[Records from a data source]
-=-=-

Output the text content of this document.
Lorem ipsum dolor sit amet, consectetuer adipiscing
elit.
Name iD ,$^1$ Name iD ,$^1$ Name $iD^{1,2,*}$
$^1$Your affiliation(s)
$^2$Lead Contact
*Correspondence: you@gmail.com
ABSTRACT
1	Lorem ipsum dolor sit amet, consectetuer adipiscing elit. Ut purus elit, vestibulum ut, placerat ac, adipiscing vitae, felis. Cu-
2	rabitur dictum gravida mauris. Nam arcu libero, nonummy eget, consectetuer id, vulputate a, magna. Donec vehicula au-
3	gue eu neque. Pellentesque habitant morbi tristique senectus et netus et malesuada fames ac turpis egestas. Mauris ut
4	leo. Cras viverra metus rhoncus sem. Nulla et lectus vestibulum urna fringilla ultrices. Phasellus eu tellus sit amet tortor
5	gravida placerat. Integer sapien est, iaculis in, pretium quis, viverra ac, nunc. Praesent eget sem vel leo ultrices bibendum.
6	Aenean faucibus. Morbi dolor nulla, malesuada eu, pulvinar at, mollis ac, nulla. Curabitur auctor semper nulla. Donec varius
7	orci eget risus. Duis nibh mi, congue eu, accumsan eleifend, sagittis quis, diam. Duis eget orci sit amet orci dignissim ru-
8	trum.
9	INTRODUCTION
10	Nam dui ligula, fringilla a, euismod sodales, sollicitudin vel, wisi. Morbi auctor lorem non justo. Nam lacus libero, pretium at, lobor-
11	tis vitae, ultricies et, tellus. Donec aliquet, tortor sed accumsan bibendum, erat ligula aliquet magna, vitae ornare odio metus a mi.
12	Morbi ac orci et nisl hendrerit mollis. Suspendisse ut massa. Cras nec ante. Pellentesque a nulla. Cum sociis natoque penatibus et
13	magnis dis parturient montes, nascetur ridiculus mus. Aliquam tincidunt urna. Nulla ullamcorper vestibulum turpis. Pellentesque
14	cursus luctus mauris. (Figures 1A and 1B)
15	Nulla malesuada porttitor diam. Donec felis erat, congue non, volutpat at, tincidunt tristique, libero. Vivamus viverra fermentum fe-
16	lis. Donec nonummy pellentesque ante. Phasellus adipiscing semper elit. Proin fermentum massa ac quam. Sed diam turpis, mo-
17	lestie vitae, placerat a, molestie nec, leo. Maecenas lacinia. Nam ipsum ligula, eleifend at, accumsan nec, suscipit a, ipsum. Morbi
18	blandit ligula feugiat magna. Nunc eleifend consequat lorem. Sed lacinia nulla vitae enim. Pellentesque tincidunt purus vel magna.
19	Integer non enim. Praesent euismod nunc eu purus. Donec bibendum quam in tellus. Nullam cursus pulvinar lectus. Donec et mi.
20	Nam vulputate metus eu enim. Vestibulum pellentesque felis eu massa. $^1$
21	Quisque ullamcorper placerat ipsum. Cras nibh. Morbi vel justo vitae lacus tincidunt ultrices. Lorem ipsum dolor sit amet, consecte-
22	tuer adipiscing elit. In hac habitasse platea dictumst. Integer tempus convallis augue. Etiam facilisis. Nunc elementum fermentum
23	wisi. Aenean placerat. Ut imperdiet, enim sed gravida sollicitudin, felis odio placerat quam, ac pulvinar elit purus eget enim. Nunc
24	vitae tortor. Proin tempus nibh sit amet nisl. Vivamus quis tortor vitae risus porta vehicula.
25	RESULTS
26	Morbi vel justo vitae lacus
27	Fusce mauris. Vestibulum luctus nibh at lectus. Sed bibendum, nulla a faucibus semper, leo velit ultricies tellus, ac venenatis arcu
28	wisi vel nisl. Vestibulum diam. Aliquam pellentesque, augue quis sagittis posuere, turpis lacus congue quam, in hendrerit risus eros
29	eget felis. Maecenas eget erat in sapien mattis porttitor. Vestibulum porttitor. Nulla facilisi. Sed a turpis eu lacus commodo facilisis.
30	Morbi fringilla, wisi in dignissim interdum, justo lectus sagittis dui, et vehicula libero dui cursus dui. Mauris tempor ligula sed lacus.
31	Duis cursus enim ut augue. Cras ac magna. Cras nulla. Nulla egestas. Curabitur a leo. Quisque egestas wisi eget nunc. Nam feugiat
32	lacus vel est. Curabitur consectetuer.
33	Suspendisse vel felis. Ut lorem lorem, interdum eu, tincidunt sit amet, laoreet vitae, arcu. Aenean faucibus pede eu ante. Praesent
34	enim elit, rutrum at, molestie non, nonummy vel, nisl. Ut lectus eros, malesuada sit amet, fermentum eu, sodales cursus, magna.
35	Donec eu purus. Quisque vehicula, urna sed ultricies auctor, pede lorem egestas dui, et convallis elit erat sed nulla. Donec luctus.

-=-=-

EXERCISE INSTRUCTIONS ->
Filter the listing above by the word "Curabitur"; copy each line that passes.

WRITTEN RESPONSE ->
6	Aenean faucibus. Morbi dolor nulla, malesuada eu, pulvinar at, mollis ac, nulla. Curabitur auctor semper nulla. Donec varius
31	Duis cursus enim ut augue. Cras ac magna. Cras nulla. Nulla egestas. Curabitur a leo. Quisque egestas wisi eget nunc. Nam feugiat
32	lacus vel est. Curabitur consectetuer.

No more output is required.